## start Material for this exercise

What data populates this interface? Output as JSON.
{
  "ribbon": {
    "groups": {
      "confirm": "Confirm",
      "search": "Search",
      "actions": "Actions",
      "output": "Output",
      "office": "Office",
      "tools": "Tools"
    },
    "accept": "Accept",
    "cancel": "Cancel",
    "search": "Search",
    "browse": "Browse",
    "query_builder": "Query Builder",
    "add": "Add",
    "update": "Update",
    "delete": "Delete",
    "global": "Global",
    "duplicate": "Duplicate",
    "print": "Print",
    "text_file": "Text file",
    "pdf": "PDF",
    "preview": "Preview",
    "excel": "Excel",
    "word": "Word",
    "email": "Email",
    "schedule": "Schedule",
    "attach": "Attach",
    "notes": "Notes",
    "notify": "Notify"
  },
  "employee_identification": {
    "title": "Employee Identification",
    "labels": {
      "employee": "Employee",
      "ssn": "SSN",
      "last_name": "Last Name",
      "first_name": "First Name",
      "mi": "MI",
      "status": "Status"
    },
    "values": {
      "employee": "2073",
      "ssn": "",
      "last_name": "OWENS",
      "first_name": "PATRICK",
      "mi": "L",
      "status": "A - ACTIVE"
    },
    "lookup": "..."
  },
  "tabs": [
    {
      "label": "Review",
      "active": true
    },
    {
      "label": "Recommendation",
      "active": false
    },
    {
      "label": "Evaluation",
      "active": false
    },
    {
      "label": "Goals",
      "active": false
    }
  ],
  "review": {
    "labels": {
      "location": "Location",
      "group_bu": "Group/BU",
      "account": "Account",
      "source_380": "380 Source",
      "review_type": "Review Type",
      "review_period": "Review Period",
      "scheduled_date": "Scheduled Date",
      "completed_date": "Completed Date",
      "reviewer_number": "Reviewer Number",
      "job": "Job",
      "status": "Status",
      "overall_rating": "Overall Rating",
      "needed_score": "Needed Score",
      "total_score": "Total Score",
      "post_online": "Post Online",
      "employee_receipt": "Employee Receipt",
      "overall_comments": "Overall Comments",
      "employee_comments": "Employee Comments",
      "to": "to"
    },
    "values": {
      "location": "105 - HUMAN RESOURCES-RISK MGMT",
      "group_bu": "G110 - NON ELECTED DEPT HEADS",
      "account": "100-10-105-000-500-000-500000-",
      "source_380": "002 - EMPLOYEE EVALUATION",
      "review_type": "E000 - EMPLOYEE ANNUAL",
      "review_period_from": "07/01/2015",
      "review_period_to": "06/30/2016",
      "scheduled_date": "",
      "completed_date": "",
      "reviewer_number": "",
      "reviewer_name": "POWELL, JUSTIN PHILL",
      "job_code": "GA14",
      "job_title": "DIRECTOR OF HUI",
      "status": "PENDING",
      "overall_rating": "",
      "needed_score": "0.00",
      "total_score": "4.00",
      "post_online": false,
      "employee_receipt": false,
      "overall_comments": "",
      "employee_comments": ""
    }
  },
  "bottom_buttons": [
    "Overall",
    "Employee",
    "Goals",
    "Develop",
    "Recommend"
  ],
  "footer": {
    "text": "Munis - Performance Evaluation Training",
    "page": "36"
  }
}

## end Material for this exercise

**Directions**
State the number of lines above that hold the string "account", with nothing added.

**Answer to this task**
2